→ **TASKS TO PERFORM**:
A. Answer these from the forum thread on choosing variables for segmentation:
(i) How many variables does the dataset have?
(ii) Besides factor analysis, what technique does the post dated 04-08-2013 ask about?
(iii) Which procedure does the final post say was used to see how the variables cluster?
B. Please return everything in the forum thread on choosing variables for segmentation from "04-05-2013 08:21 AM" down to "methods described above.".

+++ SOURCE PASSAGE +++

04-04-2013 08:09 AM
Here is the deal :
I have a 15 Million Lines and 500 Variables which makes the huge dataset.
I Want to make a behavioral segmentation.
First, i have to choose the variables that are most significant to have just the essential elements and then proceed by k-means for segmentation.
How can i choose the significant variables?
04-05-2013 08:21 AM
No code, but some ideas.
If you have access to Enterprise Miner, then a lot of other techniques become available, most of which have the word "tree" in their name.
04-08-2013 06:45 AM
Hope you have sorted your problem with methods described above.
Just wondering what types of variables you have and did you also try factor analysis and MODECLUS?
I had same problem with no. of significant variables, so curious to know which technique was most useful.
04-09-2013 08:10 AM
I am going to use SteveDenham idea, it's very logical and seems that it would work.
I am still on some other tasks that take memory as well. I tried it on another laptop and works just fine.
Proc varclus to see how the variables cluster and then from a business perspective i chose the one i judged important from each cluster and some others and then i added other ones even though they didn't show much in the clustering but they are necessary for this exercise.
Hope i won't run into any trouble, in that case i'll be back to bother you guys
good day to ye !

+++ ENTRIES PROVIDED +++

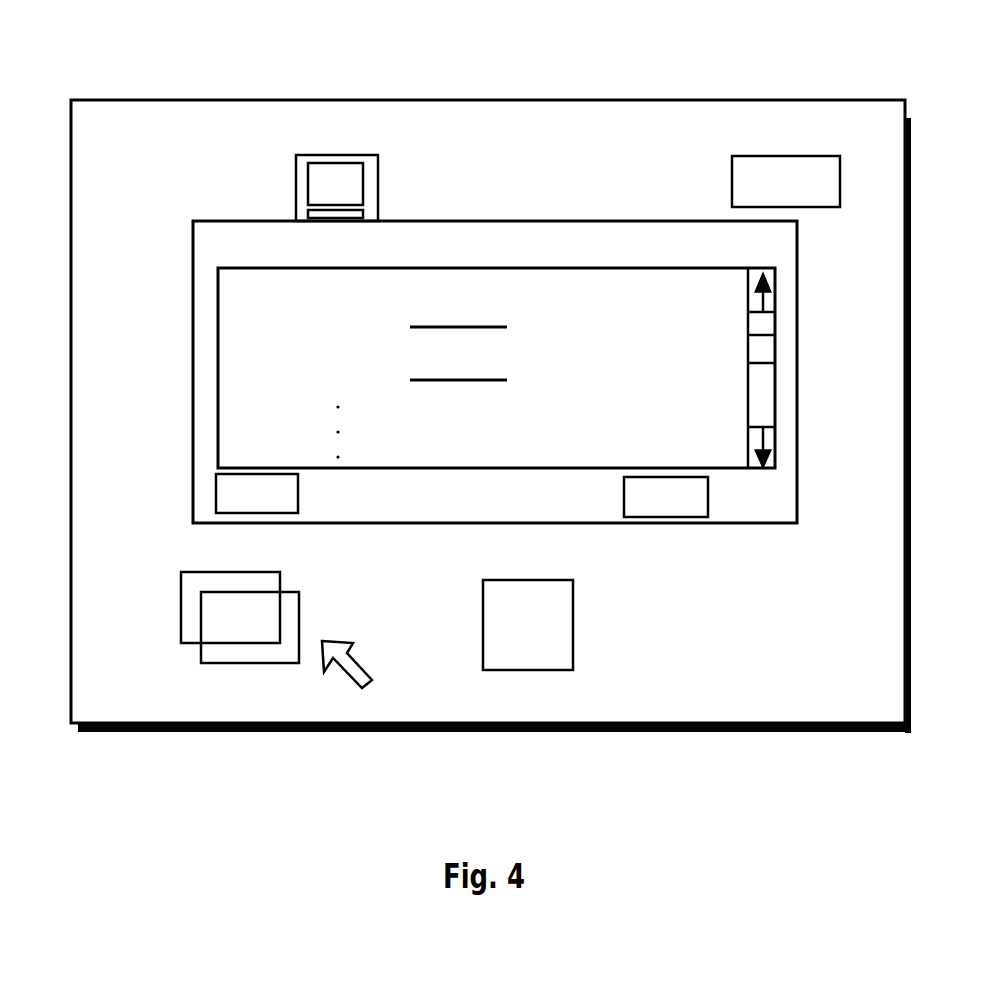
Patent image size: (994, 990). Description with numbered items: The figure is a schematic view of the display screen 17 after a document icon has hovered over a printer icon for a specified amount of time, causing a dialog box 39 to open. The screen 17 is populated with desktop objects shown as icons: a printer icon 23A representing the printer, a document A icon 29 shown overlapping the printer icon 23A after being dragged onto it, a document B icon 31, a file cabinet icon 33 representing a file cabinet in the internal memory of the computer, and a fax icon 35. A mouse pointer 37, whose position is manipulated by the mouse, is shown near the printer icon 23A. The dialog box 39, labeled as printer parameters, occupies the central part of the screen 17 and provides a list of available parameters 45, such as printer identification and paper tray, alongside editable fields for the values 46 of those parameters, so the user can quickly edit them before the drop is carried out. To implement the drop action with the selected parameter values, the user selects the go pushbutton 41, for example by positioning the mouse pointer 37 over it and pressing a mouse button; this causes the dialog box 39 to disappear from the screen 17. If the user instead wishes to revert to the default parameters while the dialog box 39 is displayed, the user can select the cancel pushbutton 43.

The screen 17 is at (92, 126).
The file cabinet icon 33 is at (379, 205).
The fax icon 35 is at (760, 156).
The dialog box 39 is at (193, 255).
The available parameters 45 is at (258, 377).
The values 46 is at (507, 329).
The go pushbutton 41 is at (215, 487).
The cancel pushbutton 43 is at (670, 519).
The printer icon 23A is at (178, 585).
The document A icon 29 is at (290, 592).
The mouse pointer 37 is at (355, 657).
The document B icon 31 is at (503, 580).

+++

→ **SOLUTIONS TO THE EXERCISE**:
A.
(i) 500
(ii) MODECLUS
(iii) Proc varclus

B.
04-05-2013 08:21 AM
No code, but some ideas.
If you have access to Enterprise Miner, then a lot of other techniques become available, most of which have the word "tree" in their name.
04-08-2013 06:45 AM
Hope you have sorted your problem with methods described above.